#### What the task requires
Give the number of lines in the data that hold the word "Foreign", and nothing else.

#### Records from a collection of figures
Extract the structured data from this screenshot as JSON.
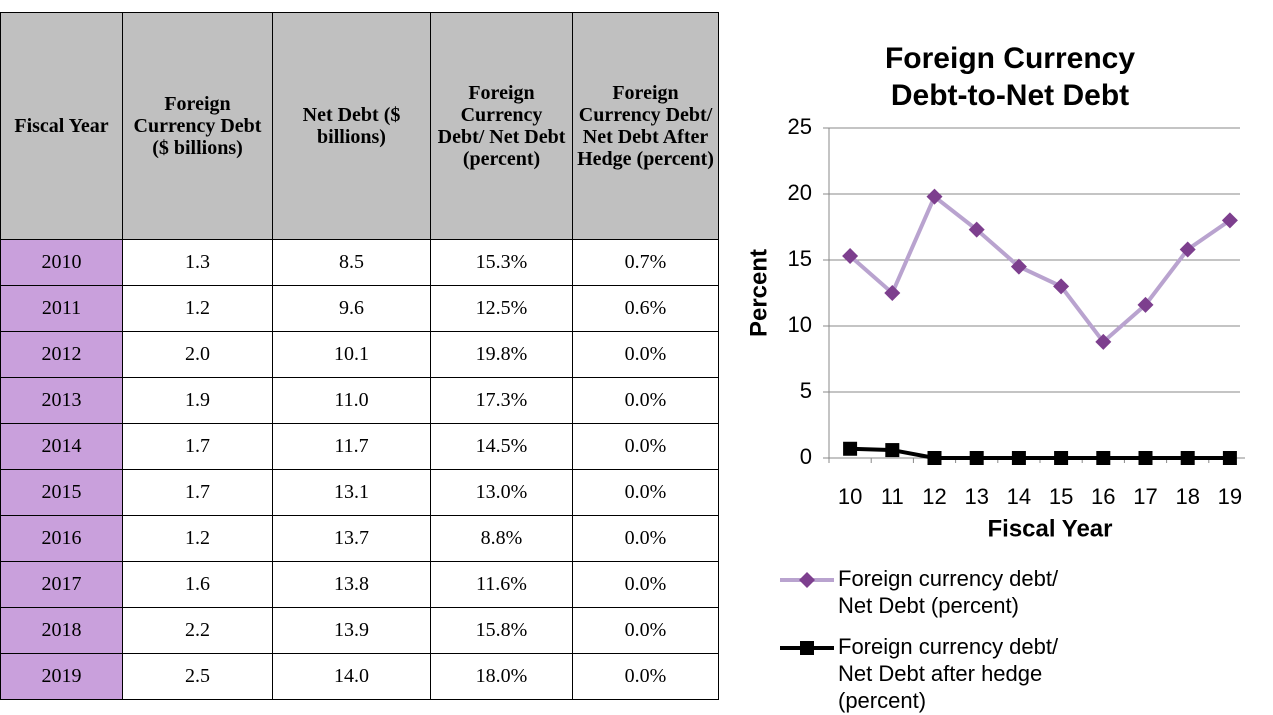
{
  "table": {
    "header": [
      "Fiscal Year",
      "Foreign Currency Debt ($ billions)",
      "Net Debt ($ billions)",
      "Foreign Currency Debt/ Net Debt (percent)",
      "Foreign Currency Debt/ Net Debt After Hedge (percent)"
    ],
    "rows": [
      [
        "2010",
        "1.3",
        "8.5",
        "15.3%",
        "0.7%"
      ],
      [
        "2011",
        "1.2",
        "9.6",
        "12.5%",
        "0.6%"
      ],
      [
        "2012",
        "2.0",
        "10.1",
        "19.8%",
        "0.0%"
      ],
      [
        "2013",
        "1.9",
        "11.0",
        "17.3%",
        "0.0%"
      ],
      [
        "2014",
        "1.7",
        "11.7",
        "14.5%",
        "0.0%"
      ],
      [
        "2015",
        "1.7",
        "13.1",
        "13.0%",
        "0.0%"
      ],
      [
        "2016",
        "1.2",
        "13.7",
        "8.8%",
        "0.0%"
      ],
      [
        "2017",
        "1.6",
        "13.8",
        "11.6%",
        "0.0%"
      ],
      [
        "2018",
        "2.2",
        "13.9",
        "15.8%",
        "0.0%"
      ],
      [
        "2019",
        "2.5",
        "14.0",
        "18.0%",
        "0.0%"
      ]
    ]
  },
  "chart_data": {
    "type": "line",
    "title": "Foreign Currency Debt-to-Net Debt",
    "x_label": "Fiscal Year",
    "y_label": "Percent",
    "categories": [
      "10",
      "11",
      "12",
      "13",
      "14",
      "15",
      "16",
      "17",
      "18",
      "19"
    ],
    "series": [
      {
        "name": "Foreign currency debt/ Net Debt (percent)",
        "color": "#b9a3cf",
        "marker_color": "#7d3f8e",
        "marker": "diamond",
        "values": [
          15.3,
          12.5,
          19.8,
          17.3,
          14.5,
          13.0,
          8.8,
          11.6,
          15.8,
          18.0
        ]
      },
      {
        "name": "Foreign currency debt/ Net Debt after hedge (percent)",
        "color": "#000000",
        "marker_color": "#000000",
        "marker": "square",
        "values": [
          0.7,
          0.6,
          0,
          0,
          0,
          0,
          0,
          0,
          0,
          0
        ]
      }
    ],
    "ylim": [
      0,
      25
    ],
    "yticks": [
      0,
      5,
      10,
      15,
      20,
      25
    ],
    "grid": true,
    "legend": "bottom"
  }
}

#### Answer to this problem
6